- What you should do
Your task is to copy each line that has the word "Corpus".

─── Provided entries

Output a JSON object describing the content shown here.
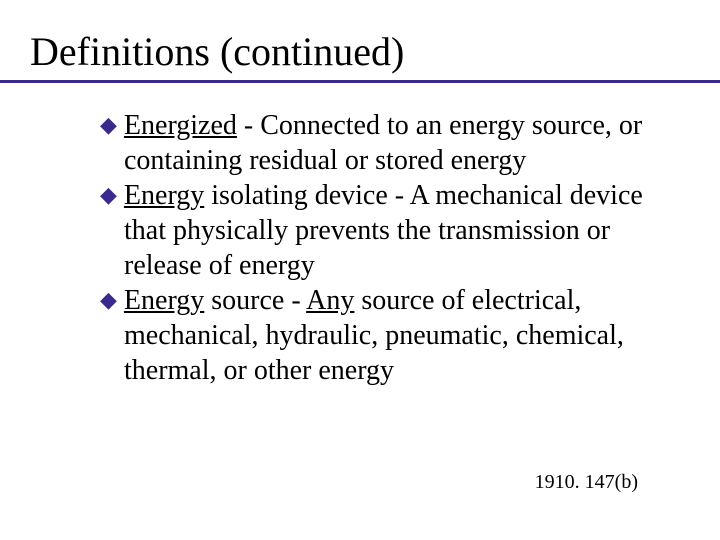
{
  "title": "Definitions (continued)",
  "colors": {
    "accent": "#3b2a8e",
    "text": "#000000",
    "background": "#ffffff"
  },
  "typography": {
    "family": "Times New Roman",
    "title_fontsize": 40,
    "body_fontsize": 28,
    "footer_fontsize": 20
  },
  "bullets": {
    "glyph": "◆",
    "color": "#3b2a8e"
  },
  "items": [
    {
      "term": "Energized",
      "sep": " - ",
      "def": "Connected to an energy source, or containing residual or stored energy"
    },
    {
      "term": "Energy",
      "post_term": " isolating device - ",
      "def": "A mechanical device that physically prevents the transmission or release of energy"
    },
    {
      "term": "Energy",
      "post_term": " source - ",
      "emph": "Any",
      "def_tail": " source of electrical, mechanical, hydraulic, pneumatic, chemical, thermal, or other energy"
    }
  ],
  "footer": "1910. 147(b)"
}
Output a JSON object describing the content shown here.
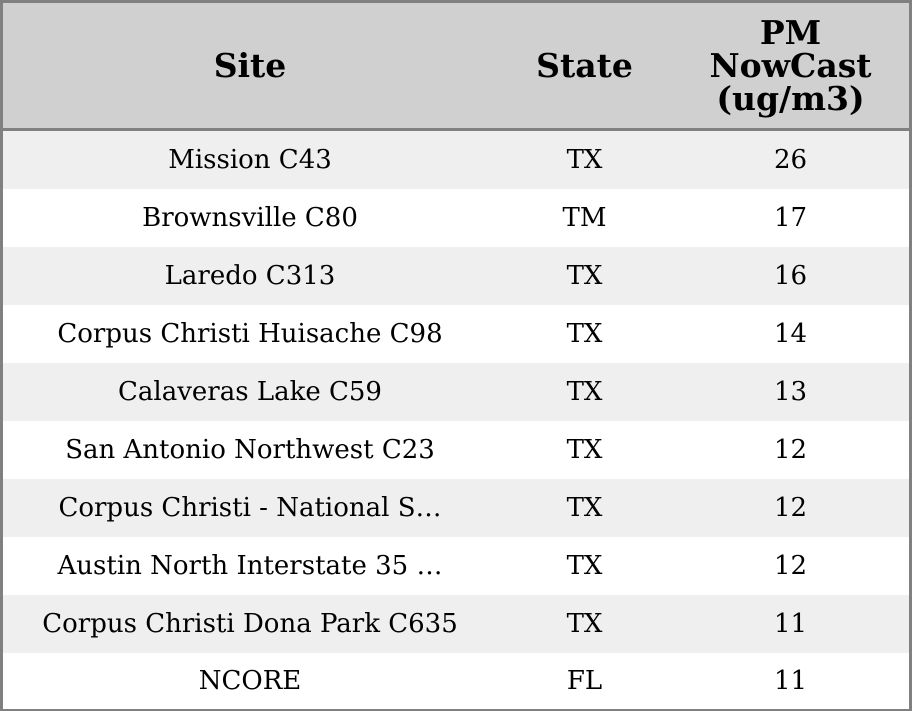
{
  "chart_data": {
    "type": "table",
    "columns": [
      "Site",
      "State",
      "PM NowCast (ug/m3)"
    ],
    "header_lines": {
      "site": [
        "Site"
      ],
      "state": [
        "State"
      ],
      "value": [
        "PM",
        "NowCast",
        "(ug/m3)"
      ]
    },
    "rows": [
      {
        "site": "Mission C43",
        "state": "TX",
        "value": 26
      },
      {
        "site": "Brownsville C80",
        "state": "TM",
        "value": 17
      },
      {
        "site": "Laredo C313",
        "state": "TX",
        "value": 16
      },
      {
        "site": "Corpus Christi Huisache C98",
        "state": "TX",
        "value": 14
      },
      {
        "site": "Calaveras Lake C59",
        "state": "TX",
        "value": 13
      },
      {
        "site": "San Antonio Northwest C23",
        "state": "TX",
        "value": 12
      },
      {
        "site": "Corpus Christi - National S…",
        "state": "TX",
        "value": 12
      },
      {
        "site": "Austin North Interstate 35 …",
        "state": "TX",
        "value": 12
      },
      {
        "site": "Corpus Christi Dona Park C635",
        "state": "TX",
        "value": 11
      },
      {
        "site": "NCORE",
        "state": "FL",
        "value": 11
      }
    ]
  },
  "colors": {
    "header_bg": "#d0d0d0",
    "row_alt_bg": "#efefef",
    "row_bg": "#ffffff",
    "border": "#808080"
  }
}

──────

- Solution
        "site": "Corpus Christi Huisache C98",
        "site": "Corpus Christi - National S…",
        "site": "Corpus Christi Dona Park C635",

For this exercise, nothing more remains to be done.